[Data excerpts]
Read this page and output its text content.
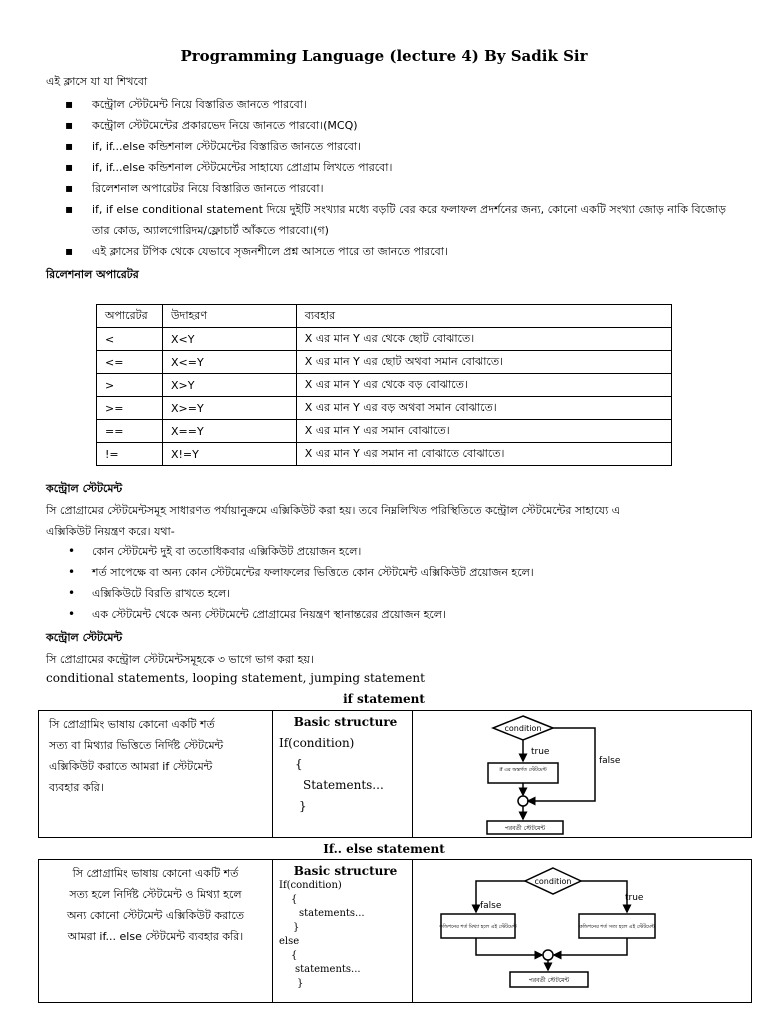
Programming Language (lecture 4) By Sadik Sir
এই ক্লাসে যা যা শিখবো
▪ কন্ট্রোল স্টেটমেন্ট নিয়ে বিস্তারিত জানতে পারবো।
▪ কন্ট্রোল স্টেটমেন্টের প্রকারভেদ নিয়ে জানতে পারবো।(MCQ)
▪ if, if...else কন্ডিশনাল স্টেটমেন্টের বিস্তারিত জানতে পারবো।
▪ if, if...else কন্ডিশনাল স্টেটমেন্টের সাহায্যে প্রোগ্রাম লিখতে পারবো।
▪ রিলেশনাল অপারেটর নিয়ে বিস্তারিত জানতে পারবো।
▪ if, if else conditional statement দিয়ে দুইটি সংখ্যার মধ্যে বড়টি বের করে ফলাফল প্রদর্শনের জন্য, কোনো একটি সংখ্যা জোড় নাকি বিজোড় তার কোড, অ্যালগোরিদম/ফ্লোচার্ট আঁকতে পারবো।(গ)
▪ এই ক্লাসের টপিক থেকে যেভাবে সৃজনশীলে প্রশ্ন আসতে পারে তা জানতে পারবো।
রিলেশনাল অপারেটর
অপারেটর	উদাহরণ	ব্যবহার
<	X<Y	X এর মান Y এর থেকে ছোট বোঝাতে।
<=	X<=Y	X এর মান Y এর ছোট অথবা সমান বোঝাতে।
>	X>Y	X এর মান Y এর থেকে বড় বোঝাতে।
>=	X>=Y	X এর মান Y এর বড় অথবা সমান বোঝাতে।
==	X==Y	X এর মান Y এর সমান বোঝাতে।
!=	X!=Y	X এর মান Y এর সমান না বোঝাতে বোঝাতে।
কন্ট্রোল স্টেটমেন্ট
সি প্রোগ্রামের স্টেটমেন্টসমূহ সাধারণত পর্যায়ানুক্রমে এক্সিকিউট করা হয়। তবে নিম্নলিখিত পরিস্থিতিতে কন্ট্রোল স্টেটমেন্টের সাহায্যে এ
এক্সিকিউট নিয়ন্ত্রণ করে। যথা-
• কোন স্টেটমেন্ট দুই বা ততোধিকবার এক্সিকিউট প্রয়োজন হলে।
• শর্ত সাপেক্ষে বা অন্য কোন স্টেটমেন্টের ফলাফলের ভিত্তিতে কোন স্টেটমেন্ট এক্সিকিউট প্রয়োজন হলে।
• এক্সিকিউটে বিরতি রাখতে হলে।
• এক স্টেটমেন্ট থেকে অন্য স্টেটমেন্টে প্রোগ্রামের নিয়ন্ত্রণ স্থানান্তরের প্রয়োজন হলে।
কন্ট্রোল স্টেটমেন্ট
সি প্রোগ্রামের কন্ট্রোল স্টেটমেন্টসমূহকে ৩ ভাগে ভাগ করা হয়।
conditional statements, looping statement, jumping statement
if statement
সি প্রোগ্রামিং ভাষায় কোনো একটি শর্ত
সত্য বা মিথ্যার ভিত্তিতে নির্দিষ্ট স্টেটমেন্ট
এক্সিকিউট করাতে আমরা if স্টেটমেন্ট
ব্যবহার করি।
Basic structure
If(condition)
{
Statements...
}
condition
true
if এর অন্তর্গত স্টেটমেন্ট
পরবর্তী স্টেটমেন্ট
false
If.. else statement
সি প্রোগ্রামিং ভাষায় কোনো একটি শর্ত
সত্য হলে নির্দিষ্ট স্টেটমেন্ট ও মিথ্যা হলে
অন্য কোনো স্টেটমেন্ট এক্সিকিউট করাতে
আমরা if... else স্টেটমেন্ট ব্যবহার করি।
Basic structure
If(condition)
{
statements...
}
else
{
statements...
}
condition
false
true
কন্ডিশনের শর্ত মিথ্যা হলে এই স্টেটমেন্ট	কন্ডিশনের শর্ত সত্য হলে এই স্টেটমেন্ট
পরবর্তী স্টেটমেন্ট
==
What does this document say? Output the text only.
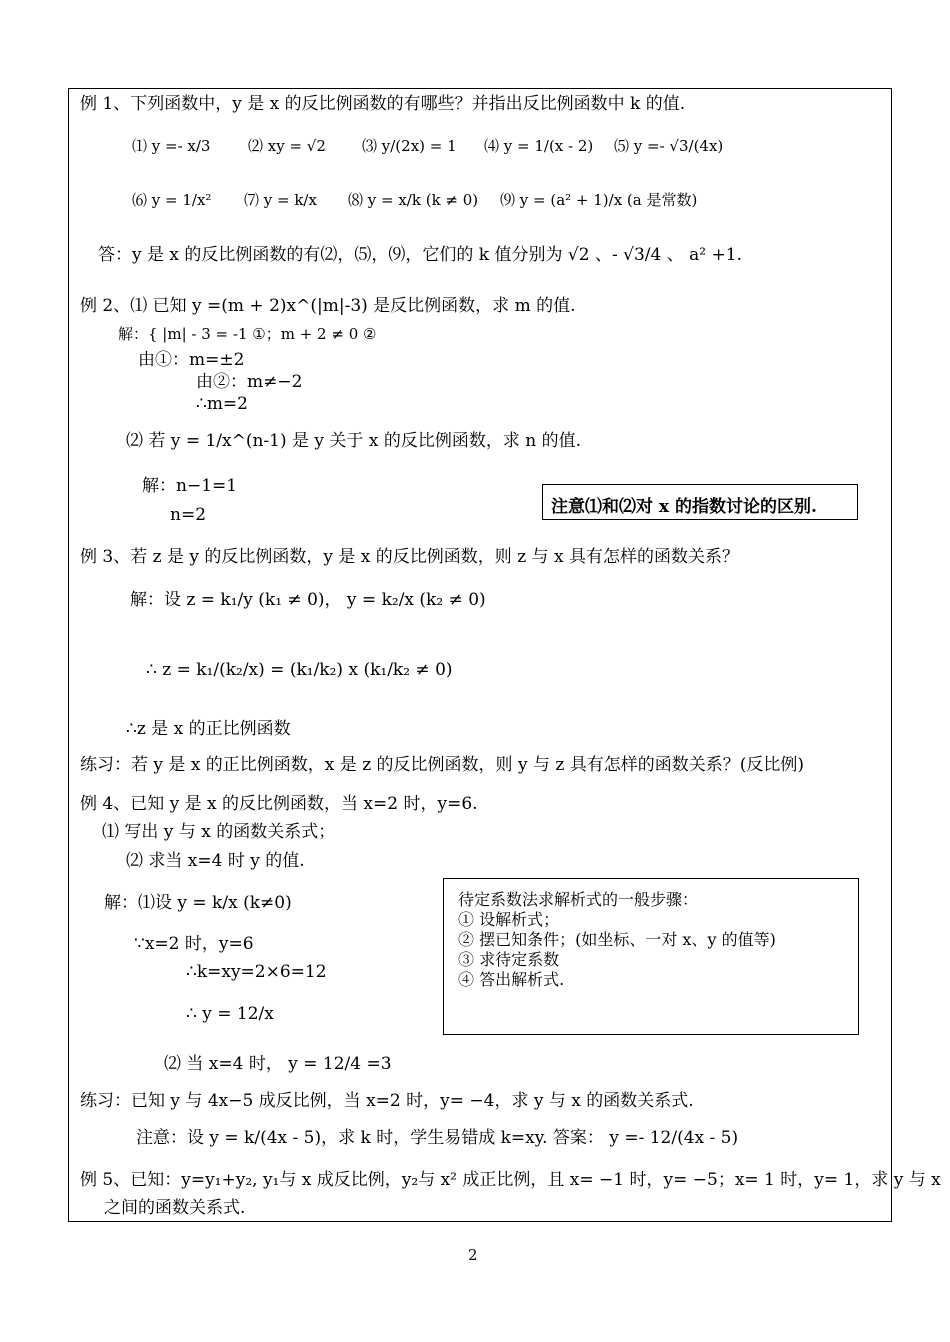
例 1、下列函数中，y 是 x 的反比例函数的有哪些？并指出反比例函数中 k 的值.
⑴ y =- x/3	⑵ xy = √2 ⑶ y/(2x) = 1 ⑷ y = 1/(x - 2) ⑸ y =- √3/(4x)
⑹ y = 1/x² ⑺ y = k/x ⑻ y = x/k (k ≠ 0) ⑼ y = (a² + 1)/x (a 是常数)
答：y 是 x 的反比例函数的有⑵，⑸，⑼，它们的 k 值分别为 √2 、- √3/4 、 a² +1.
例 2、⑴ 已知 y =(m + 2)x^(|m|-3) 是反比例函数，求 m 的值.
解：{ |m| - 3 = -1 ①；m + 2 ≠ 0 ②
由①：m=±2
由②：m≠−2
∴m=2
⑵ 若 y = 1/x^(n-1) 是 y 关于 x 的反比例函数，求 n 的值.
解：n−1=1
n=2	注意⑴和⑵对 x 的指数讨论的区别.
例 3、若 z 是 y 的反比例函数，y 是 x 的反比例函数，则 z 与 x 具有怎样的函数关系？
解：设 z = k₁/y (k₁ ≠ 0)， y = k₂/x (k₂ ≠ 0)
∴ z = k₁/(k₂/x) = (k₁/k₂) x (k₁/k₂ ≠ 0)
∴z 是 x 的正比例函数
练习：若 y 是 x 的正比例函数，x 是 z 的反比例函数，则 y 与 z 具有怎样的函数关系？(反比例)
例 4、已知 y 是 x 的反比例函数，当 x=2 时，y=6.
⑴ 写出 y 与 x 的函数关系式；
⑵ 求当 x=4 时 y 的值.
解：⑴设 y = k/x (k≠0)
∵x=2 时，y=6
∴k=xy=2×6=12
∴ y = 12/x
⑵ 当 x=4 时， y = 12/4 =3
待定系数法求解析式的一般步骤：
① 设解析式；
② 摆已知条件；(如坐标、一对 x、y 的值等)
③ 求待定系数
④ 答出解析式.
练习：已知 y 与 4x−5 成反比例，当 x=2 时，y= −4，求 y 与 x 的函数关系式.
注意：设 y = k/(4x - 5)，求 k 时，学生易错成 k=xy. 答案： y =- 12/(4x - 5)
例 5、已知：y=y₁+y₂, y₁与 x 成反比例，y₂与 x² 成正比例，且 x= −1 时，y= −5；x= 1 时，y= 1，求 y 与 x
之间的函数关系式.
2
...
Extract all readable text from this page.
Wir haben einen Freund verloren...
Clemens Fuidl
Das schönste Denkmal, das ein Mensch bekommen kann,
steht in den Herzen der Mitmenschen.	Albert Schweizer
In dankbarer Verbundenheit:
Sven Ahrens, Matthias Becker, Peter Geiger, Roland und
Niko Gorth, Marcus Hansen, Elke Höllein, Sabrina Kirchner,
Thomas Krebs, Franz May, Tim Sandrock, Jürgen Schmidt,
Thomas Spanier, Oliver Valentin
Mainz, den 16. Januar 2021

> TASK BRIEF: In the entries above, find every line holding the word "text" and copy it out.

> RESPONSE FOR THIS EXERCISE:
Read this page and output its text content.
What does this document say? Output the text only.
Extract all readable text from this page.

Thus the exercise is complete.